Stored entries
-*-*-

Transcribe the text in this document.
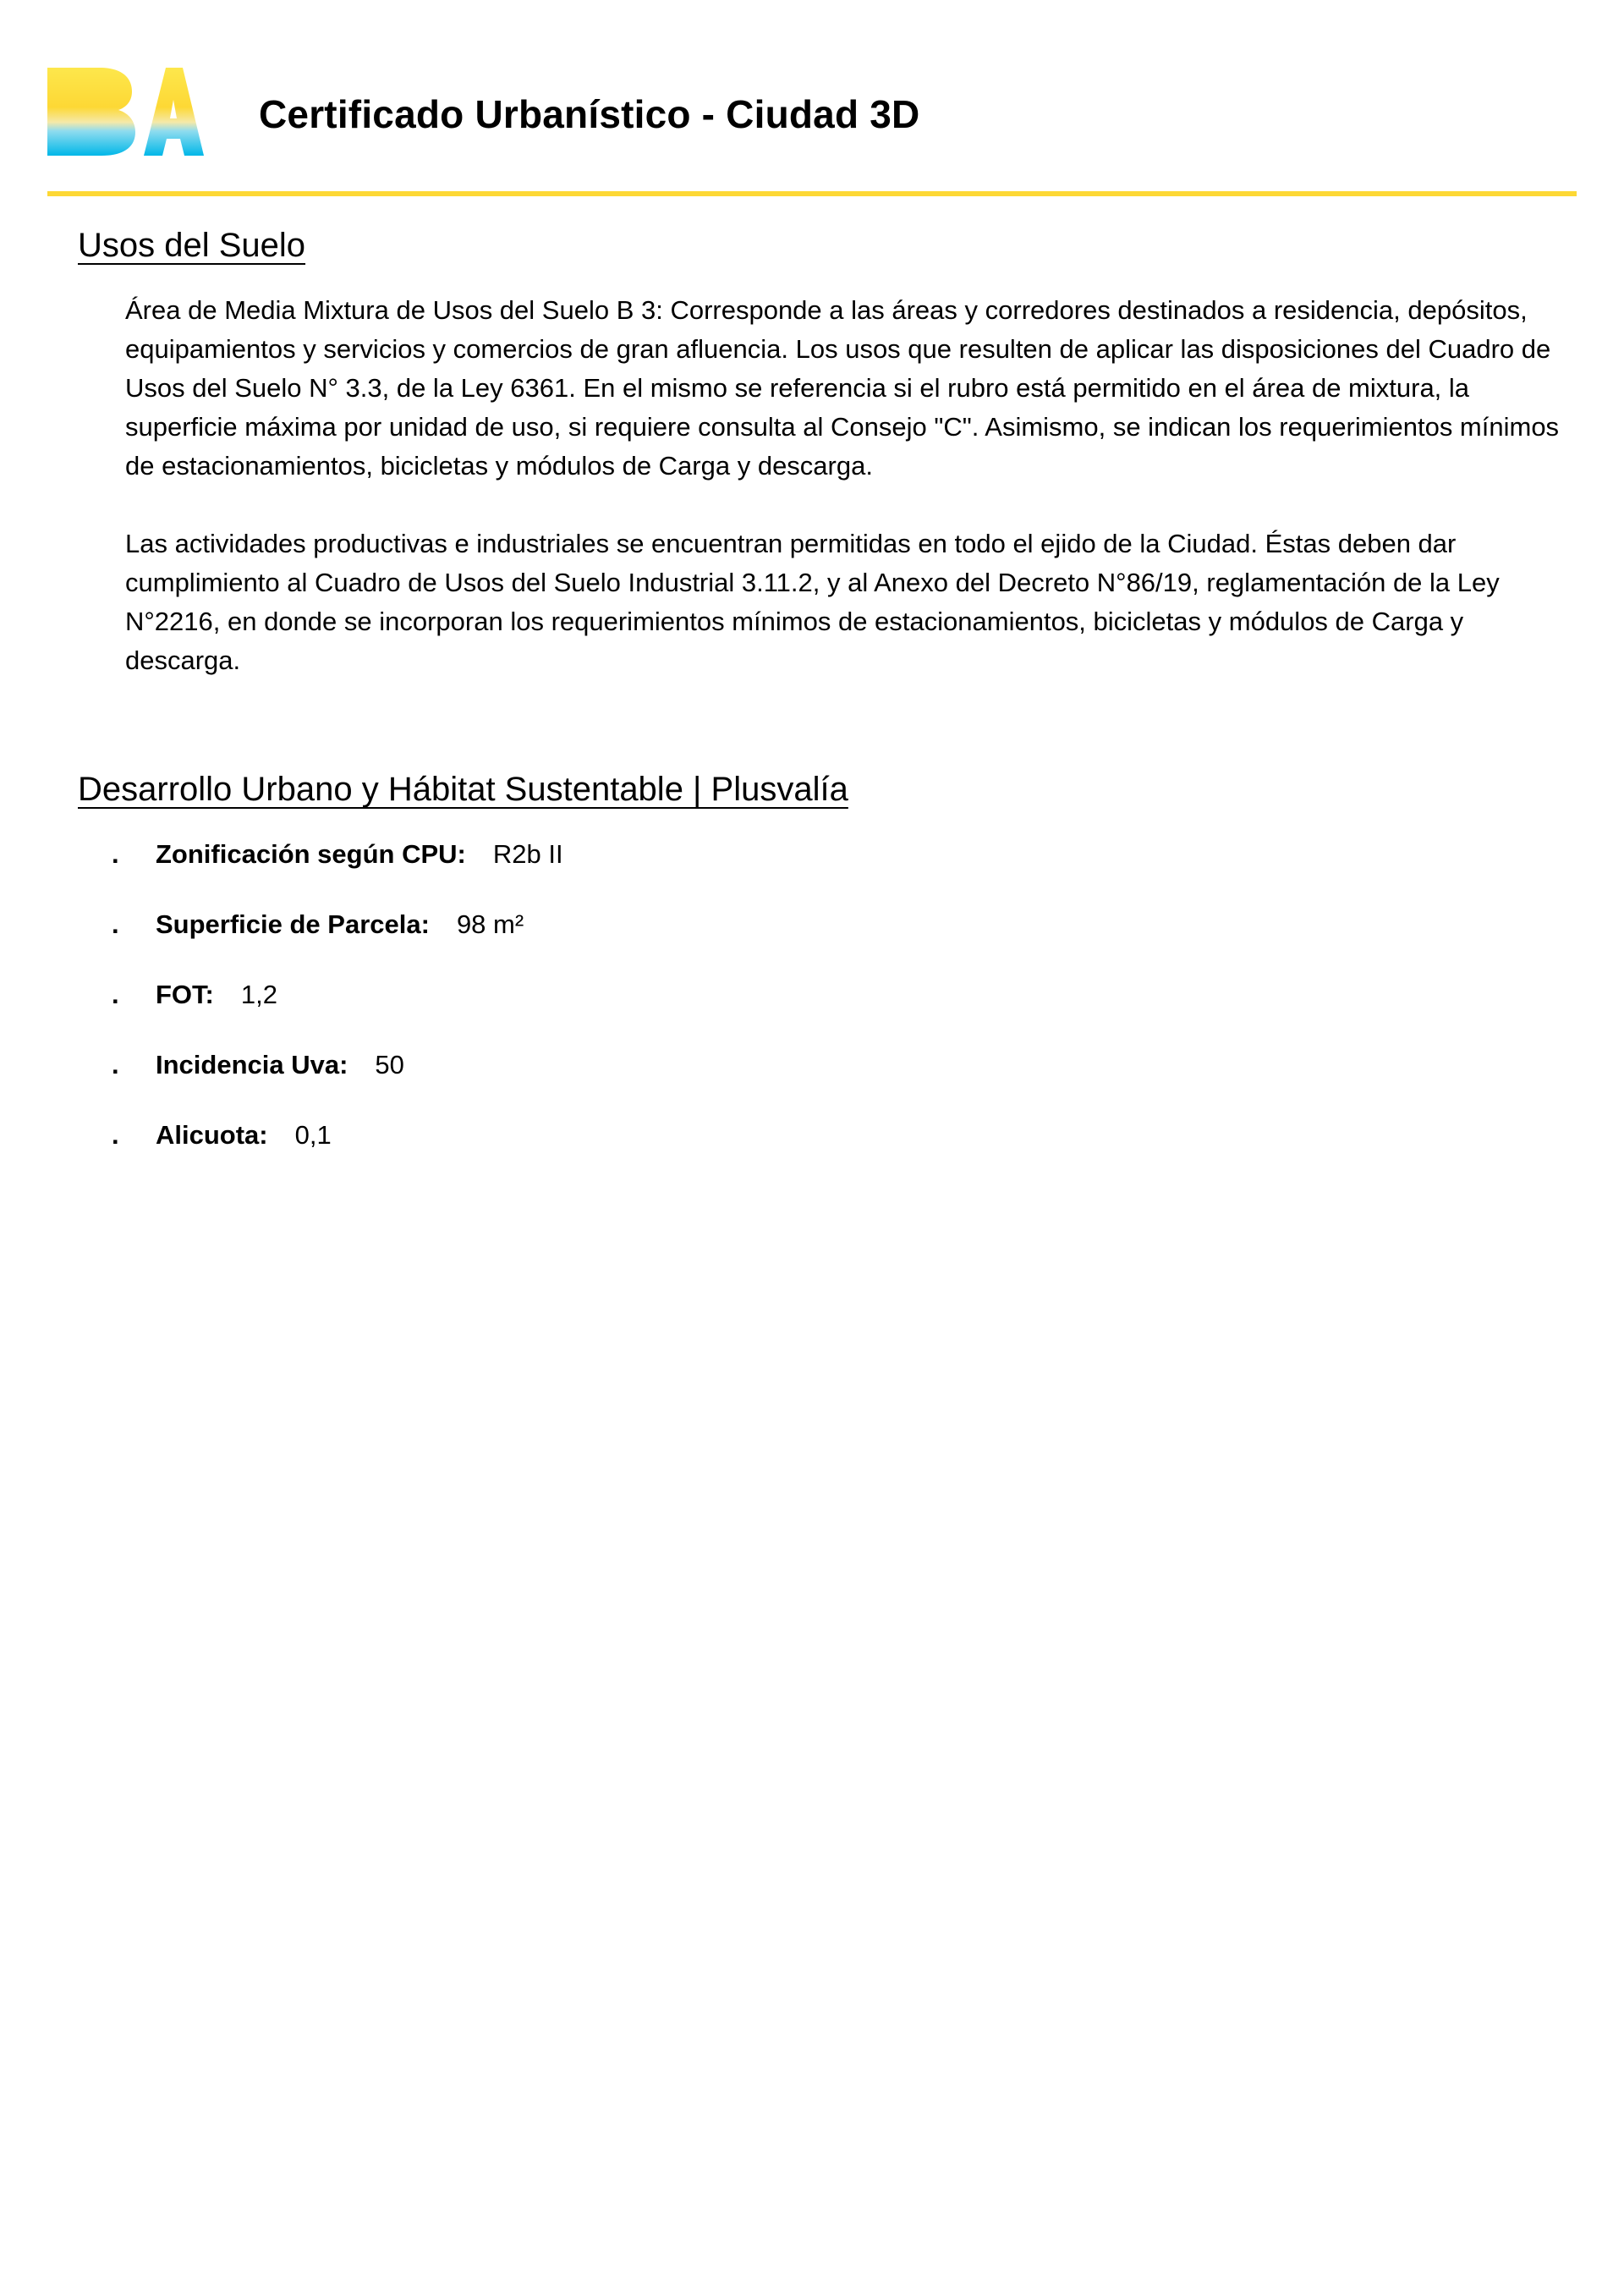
Certificado Urbanístico - Ciudad 3D
Usos del Suelo

Área de Media Mixtura de Usos del Suelo B 3: Corresponde a las áreas y corredores destinados a residencia, depósitos, equipamientos y servicios y comercios de gran afluencia. Los usos que resulten de aplicar las disposiciones del Cuadro de Usos del Suelo N° 3.3, de la Ley 6361. En el mismo se referencia si el rubro está permitido en el área de mixtura, la superficie máxima por unidad de uso, si requiere consulta al Consejo "C". Asimismo, se indican los requerimientos mínimos de estacionamientos, bicicletas y módulos de Carga y descarga.

Las actividades productivas e industriales se encuentran permitidas en todo el ejido de la Ciudad. Éstas deben dar cumplimiento al Cuadro de Usos del Suelo Industrial 3.11.2, y al Anexo del Decreto N°86/19, reglamentación de la Ley N°2216, en donde se incorporan los requerimientos mínimos de estacionamientos, bicicletas y módulos de Carga y descarga.

Desarrollo Urbano y Hábitat Sustentable | Plusvalía
. Zonificación según CPU: R2b II
. Superficie de Parcela: 98 m²
. FOT: 1,2
. Incidencia Uva: 50
. Alicuota: 0,1
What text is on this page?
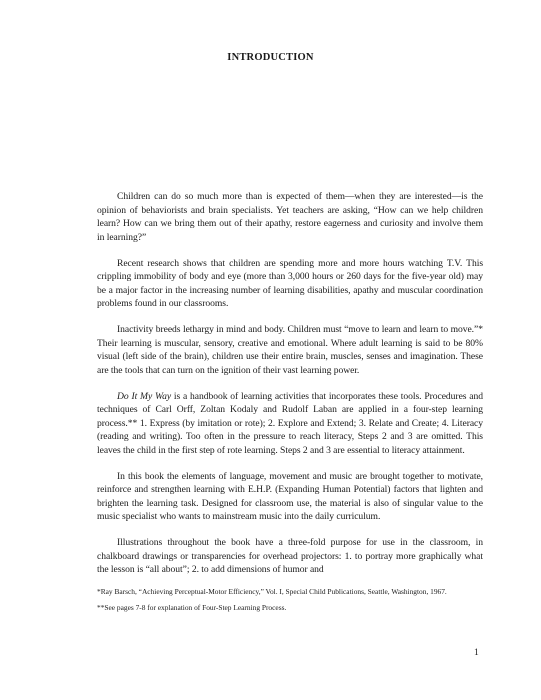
INTRODUCTION

Children can do so much more than is expected of them—when they are interested—is the opinion of behaviorists and brain specialists. Yet teachers are asking, “How can we help children learn? How can we bring them out of their apathy, restore eagerness and curiosity and involve them in learning?”

Recent research shows that children are spending more and more hours watching T.V. This crippling immobility of body and eye (more than 3,000 hours or 260 days for the five-year old) may be a major factor in the increasing number of learning disabilities, apathy and muscular coordination problems found in our classrooms.

Inactivity breeds lethargy in mind and body. Children must “move to learn and learn to move.”* Their learning is muscular, sensory, creative and emotional. Where adult learning is said to be 80% visual (left side of the brain), children use their entire brain, muscles, senses and imagination. These are the tools that can turn on the ignition of their vast learning power.

Do It My Way is a handbook of learning activities that incorporates these tools. Procedures and techniques of Carl Orff, Zoltan Kodaly and Rudolf Laban are applied in a four-step learning process.** 1. Express (by imitation or rote); 2. Explore and Extend; 3. Relate and Create; 4. Literacy (reading and writing). Too often in the pressure to reach literacy, Steps 2 and 3 are omitted. This leaves the child in the first step of rote learning. Steps 2 and 3 are essential to literacy attainment.

In this book the elements of language, movement and music are brought together to motivate, reinforce and strengthen learning with E.H.P. (Expanding Human Potential) factors that lighten and brighten the learning task. Designed for classroom use, the material is also of singular value to the music specialist who wants to mainstream music into the daily curriculum.

Illustrations throughout the book have a three-fold purpose for use in the classroom, in chalkboard drawings or transparencies for overhead projectors: 1. to portray more graphically what the lesson is “all about”; 2. to add dimensions of humor and

*Ray Barsch, “Achieving Perceptual-Motor Efficiency,” Vol. I, Special Child Publications, Seattle, Washington, 1967.

**See pages 7-8 for explanation of Four-Step Learning Process.

1
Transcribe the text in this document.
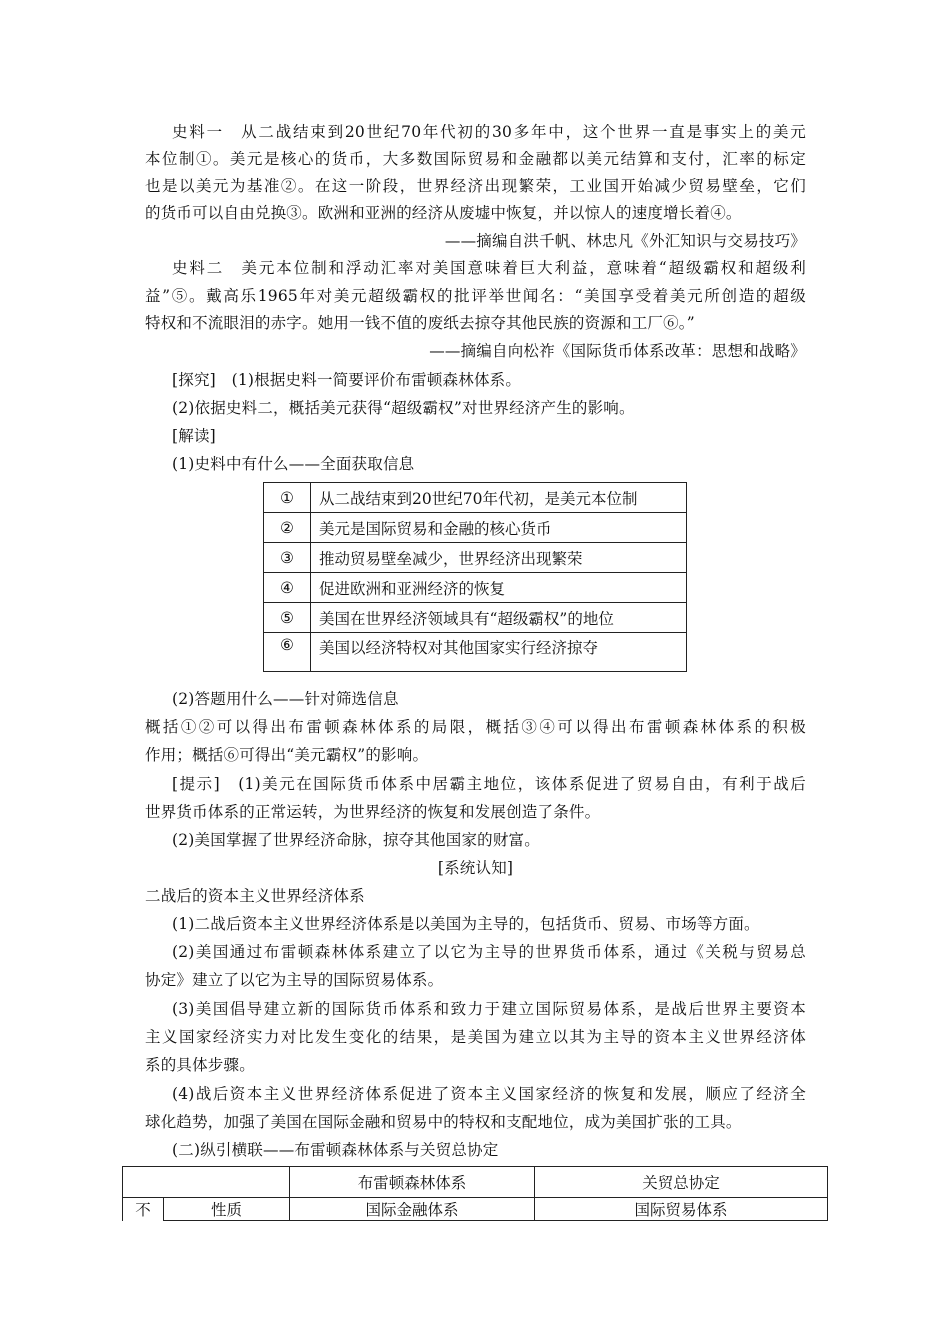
史料一　从二战结束到20世纪70年代初的30多年中，这个世界一直是事实上的美元
本位制①。美元是核心的货币，大多数国际贸易和金融都以美元结算和支付，汇率的标定
也是以美元为基准②。在这一阶段，世界经济出现繁荣，工业国开始减少贸易壁垒，它们
的货币可以自由兑换③。欧洲和亚洲的经济从废墟中恢复，并以惊人的速度增长着④。
——摘编自洪千帆、林忠凡《外汇知识与交易技巧》
史料二　美元本位制和浮动汇率对美国意味着巨大利益，意味着“超级霸权和超级利
益”⑤。戴高乐1965年对美元超级霸权的批评举世闻名：“美国享受着美元所创造的超级
特权和不流眼泪的赤字。她用一钱不值的废纸去掠夺其他民族的资源和工厂⑥。”
——摘编自向松祚《国际货币体系改革：思想和战略》
[探究]　(1)根据史料一简要评价布雷顿森林体系。
(2)依据史料二，概括美元获得“超级霸权”对世界经济产生的影响。
[解读]
(1)史料中有什么——全面获取信息
①	从二战结束到20世纪70年代初，是美元本位制
②	美元是国际贸易和金融的核心货币
③	推动贸易壁垒减少，世界经济出现繁荣
④	促进欧洲和亚洲经济的恢复
⑤	美国在世界经济领域具有“超级霸权”的地位
⑥	美国以经济特权对其他国家实行经济掠夺
(2)答题用什么——针对筛选信息
概括①②可以得出布雷顿森林体系的局限，概括③④可以得出布雷顿森林体系的积极
作用；概括⑥可得出“美元霸权”的影响。
[提示]　(1)美元在国际货币体系中居霸主地位，该体系促进了贸易自由，有利于战后
世界货币体系的正常运转，为世界经济的恢复和发展创造了条件。
(2)美国掌握了世界经济命脉，掠夺其他国家的财富。
[系统认知]
二战后的资本主义世界经济体系
(1)二战后资本主义世界经济体系是以美国为主导的，包括货币、贸易、市场等方面。
(2)美国通过布雷顿森林体系建立了以它为主导的世界货币体系，通过《关税与贸易总
协定》建立了以它为主导的国际贸易体系。
(3)美国倡导建立新的国际货币体系和致力于建立国际贸易体系，是战后世界主要资本
主义国家经济实力对比发生变化的结果，是美国为建立以其为主导的资本主义世界经济体
系的具体步骤。
(4)战后资本主义世界经济体系促进了资本主义国家经济的恢复和发展，顺应了经济全
球化趋势，加强了美国在国际金融和贸易中的特权和支配地位，成为美国扩张的工具。
(二)纵引横联——布雷顿森林体系与关贸总协定
		布雷顿森林体系	关贸总协定
不	性质	国际金融体系	国际贸易体系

-*-*-

_Stated task_: The data should be printed again unchanged; leave its pictures out.

_Solution_:
Transcribe the text in this document.
Certificado Urbanístico - Ciudad 3D
Usos del Suelo

Área de Media Mixtura de Usos del Suelo B 3: Corresponde a las áreas y corredores destinados a residencia, depósitos, equipamientos y servicios y comercios de gran afluencia. Los usos que resulten de aplicar las disposiciones del Cuadro de Usos del Suelo N° 3.3, de la Ley 6361. En el mismo se referencia si el rubro está permitido en el área de mixtura, la superficie máxima por unidad de uso, si requiere consulta al Consejo "C". Asimismo, se indican los requerimientos mínimos de estacionamientos, bicicletas y módulos de Carga y descarga.

Las actividades productivas e industriales se encuentran permitidas en todo el ejido de la Ciudad. Éstas deben dar cumplimiento al Cuadro de Usos del Suelo Industrial 3.11.2, y al Anexo del Decreto N°86/19, reglamentación de la Ley N°2216, en donde se incorporan los requerimientos mínimos de estacionamientos, bicicletas y módulos de Carga y descarga.

Desarrollo Urbano y Hábitat Sustentable | Plusvalía
. Zonificación según CPU: R2b II
. Superficie de Parcela: 98 m²
. FOT: 1,2
. Incidencia Uva: 50
. Alicuota: 0,1
What text is on this page?
INTRODUCTION

Children can do so much more than is expected of them—when they are interested—is the opinion of behaviorists and brain specialists. Yet teachers are asking, “How can we help children learn? How can we bring them out of their apathy, restore eagerness and curiosity and involve them in learning?”

Recent research shows that children are spending more and more hours watching T.V. This crippling immobility of body and eye (more than 3,000 hours or 260 days for the five-year old) may be a major factor in the increasing number of learning disabilities, apathy and muscular coordination problems found in our classrooms.

Inactivity breeds lethargy in mind and body. Children must “move to learn and learn to move.”* Their learning is muscular, sensory, creative and emotional. Where adult learning is said to be 80% visual (left side of the brain), children use their entire brain, muscles, senses and imagination. These are the tools that can turn on the ignition of their vast learning power.

Do It My Way is a handbook of learning activities that incorporates these tools. Procedures and techniques of Carl Orff, Zoltan Kodaly and Rudolf Laban are applied in a four-step learning process.** 1. Express (by imitation or rote); 2. Explore and Extend; 3. Relate and Create; 4. Literacy (reading and writing). Too often in the pressure to reach literacy, Steps 2 and 3 are omitted. This leaves the child in the first step of rote learning. Steps 2 and 3 are essential to literacy attainment.

In this book the elements of language, movement and music are brought together to motivate, reinforce and strengthen learning with E.H.P. (Expanding Human Potential) factors that lighten and brighten the learning task. Designed for classroom use, the material is also of singular value to the music specialist who wants to mainstream music into the daily curriculum.

Illustrations throughout the book have a three-fold purpose for use in the classroom, in chalkboard drawings or transparencies for overhead projectors: 1. to portray more graphically what the lesson is “all about”; 2. to add dimensions of humor and

*Ray Barsch, “Achieving Perceptual-Motor Efficiency,” Vol. I, Special Child Publications, Seattle, Washington, 1967.

**See pages 7-8 for explanation of Four-Step Learning Process.

1
Transcribe the text in this document.
史料一　从二战结束到20世纪70年代初的30多年中，这个世界一直是事实上的美元
本位制①。美元是核心的货币，大多数国际贸易和金融都以美元结算和支付，汇率的标定
也是以美元为基准②。在这一阶段，世界经济出现繁荣，工业国开始减少贸易壁垒，它们
的货币可以自由兑换③。欧洲和亚洲的经济从废墟中恢复，并以惊人的速度增长着④。
——摘编自洪千帆、林忠凡《外汇知识与交易技巧》
史料二　美元本位制和浮动汇率对美国意味着巨大利益，意味着“超级霸权和超级利
益”⑤。戴高乐1965年对美元超级霸权的批评举世闻名：“美国享受着美元所创造的超级
特权和不流眼泪的赤字。她用一钱不值的废纸去掠夺其他民族的资源和工厂⑥。”
——摘编自向松祚《国际货币体系改革：思想和战略》
[探究]　(1)根据史料一简要评价布雷顿森林体系。
(2)依据史料二，概括美元获得“超级霸权”对世界经济产生的影响。
[解读]
(1)史料中有什么——全面获取信息
①	从二战结束到20世纪70年代初，是美元本位制
②	美元是国际贸易和金融的核心货币
③	推动贸易壁垒减少，世界经济出现繁荣
④	促进欧洲和亚洲经济的恢复
⑤	美国在世界经济领域具有“超级霸权”的地位
⑥	美国以经济特权对其他国家实行经济掠夺
(2)答题用什么——针对筛选信息
概括①②可以得出布雷顿森林体系的局限，概括③④可以得出布雷顿森林体系的积极
作用；概括⑥可得出“美元霸权”的影响。
[提示]　(1)美元在国际货币体系中居霸主地位，该体系促进了贸易自由，有利于战后
世界货币体系的正常运转，为世界经济的恢复和发展创造了条件。
(2)美国掌握了世界经济命脉，掠夺其他国家的财富。
[系统认知]
二战后的资本主义世界经济体系
(1)二战后资本主义世界经济体系是以美国为主导的，包括货币、贸易、市场等方面。
(2)美国通过布雷顿森林体系建立了以它为主导的世界货币体系，通过《关税与贸易总
协定》建立了以它为主导的国际贸易体系。
(3)美国倡导建立新的国际货币体系和致力于建立国际贸易体系，是战后世界主要资本
主义国家经济实力对比发生变化的结果，是美国为建立以其为主导的资本主义世界经济体
系的具体步骤。
(4)战后资本主义世界经济体系促进了资本主义国家经济的恢复和发展，顺应了经济全
球化趋势，加强了美国在国际金融和贸易中的特权和支配地位，成为美国扩张的工具。
(二)纵引横联——布雷顿森林体系与关贸总协定
		布雷顿森林体系	关贸总协定
不	性质	国际金融体系	国际贸易体系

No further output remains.